• _Requirements_
Search the listing below for the string "chevron" and show each line that contains it.

• _Provided entries_

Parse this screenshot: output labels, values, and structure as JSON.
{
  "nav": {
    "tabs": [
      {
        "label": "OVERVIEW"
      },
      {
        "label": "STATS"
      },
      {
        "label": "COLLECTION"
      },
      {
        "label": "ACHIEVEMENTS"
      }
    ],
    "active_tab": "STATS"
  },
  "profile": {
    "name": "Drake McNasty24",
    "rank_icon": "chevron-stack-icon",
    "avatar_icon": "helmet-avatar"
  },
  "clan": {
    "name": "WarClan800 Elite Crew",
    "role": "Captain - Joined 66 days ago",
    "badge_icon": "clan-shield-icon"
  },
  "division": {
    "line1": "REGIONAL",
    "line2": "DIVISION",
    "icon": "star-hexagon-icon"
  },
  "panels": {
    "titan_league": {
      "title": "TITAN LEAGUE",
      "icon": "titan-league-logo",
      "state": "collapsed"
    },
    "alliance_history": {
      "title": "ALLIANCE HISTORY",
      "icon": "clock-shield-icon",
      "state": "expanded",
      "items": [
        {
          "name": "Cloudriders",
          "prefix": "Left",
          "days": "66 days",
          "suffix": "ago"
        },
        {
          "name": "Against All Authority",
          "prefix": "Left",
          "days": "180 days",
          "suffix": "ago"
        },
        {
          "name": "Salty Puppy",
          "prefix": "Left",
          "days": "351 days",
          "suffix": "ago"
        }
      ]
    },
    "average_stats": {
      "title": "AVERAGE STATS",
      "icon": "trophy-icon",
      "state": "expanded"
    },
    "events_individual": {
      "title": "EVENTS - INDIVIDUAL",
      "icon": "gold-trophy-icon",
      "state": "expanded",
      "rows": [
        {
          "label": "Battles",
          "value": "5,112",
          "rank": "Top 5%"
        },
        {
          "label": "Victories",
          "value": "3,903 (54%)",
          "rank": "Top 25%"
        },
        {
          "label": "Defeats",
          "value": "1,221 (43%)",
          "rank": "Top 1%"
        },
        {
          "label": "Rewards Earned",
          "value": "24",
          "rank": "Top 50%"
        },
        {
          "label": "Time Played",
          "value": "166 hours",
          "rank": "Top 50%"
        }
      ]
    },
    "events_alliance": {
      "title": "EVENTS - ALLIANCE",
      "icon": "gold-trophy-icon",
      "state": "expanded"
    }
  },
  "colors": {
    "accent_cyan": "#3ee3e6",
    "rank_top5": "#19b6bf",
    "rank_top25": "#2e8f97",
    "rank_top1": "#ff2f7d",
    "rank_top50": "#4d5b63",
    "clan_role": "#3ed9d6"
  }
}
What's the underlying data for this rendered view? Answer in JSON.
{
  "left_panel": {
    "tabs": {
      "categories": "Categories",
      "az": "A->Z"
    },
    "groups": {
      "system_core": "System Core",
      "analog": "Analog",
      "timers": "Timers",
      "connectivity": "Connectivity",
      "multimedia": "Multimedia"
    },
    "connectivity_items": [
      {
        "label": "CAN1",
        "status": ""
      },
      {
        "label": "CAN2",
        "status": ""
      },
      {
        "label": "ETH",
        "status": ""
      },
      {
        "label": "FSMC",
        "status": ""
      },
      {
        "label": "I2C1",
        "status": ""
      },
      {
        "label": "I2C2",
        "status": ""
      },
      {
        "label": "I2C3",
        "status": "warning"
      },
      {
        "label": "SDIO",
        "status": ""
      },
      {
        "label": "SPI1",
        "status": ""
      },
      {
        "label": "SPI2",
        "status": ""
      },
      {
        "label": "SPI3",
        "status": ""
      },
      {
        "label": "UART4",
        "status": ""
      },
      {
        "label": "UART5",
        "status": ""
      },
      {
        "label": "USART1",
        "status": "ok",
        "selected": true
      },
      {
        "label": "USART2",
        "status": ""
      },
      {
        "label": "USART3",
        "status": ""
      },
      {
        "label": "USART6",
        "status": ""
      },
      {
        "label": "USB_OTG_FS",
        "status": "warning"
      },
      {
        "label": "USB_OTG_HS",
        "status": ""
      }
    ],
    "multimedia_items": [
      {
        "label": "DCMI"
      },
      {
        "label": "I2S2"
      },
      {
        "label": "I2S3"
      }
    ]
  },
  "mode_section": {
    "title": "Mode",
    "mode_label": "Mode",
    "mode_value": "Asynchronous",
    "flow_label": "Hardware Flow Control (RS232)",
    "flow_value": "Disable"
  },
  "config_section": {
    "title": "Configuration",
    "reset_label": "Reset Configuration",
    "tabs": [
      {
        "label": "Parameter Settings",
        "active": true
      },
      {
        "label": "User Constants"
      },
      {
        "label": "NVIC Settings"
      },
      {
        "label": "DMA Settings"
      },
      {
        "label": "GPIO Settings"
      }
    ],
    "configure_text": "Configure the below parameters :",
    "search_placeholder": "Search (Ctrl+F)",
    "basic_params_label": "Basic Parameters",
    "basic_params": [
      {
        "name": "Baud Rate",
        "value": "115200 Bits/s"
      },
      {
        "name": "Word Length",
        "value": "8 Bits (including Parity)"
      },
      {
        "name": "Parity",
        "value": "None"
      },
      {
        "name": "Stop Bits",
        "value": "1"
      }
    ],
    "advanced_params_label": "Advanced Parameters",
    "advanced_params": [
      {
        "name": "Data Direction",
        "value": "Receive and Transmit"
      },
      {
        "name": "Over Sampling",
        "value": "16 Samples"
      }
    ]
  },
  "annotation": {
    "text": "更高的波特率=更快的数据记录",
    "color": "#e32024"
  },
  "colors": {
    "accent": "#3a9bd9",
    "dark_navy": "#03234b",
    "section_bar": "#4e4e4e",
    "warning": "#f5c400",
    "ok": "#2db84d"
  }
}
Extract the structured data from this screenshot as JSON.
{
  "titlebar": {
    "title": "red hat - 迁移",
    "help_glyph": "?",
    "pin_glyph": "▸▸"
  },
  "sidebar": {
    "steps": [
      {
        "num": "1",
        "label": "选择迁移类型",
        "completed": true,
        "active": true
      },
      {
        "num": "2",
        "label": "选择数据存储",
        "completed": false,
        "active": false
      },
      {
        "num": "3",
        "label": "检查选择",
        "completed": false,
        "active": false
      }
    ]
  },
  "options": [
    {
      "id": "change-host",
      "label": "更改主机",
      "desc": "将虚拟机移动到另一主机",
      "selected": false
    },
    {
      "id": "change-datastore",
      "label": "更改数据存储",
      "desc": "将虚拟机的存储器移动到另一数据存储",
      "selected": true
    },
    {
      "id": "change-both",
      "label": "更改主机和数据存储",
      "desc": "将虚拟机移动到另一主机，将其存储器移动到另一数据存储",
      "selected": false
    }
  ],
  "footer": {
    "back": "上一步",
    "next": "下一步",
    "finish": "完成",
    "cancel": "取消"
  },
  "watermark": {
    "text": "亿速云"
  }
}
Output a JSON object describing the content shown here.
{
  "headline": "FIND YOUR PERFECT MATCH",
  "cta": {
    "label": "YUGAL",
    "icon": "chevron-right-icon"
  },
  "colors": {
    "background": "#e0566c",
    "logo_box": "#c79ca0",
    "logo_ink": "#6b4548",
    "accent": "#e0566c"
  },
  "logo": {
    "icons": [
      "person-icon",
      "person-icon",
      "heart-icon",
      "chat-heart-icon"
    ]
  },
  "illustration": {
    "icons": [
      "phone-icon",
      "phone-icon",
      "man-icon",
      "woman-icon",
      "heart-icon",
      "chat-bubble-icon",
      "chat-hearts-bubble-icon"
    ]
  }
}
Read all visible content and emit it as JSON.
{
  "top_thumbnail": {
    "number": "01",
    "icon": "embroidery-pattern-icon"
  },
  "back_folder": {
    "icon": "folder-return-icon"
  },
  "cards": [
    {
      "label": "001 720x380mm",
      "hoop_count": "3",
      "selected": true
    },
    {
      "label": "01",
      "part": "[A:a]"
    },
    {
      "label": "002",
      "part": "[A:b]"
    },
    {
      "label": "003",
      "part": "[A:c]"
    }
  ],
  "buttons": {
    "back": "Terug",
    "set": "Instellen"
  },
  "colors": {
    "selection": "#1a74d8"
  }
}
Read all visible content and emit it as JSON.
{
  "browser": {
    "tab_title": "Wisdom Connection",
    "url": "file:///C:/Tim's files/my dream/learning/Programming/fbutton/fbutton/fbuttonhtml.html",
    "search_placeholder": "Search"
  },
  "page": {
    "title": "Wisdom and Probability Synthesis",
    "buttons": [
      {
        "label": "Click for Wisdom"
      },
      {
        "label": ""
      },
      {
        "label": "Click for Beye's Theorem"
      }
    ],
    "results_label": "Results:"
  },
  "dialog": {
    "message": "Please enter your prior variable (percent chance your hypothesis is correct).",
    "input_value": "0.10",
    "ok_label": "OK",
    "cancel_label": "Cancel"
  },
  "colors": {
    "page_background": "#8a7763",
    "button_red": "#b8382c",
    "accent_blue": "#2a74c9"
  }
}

• _Final answer_
    "rank_icon": "chevron-stack-icon",
    "icon": "chevron-right-icon"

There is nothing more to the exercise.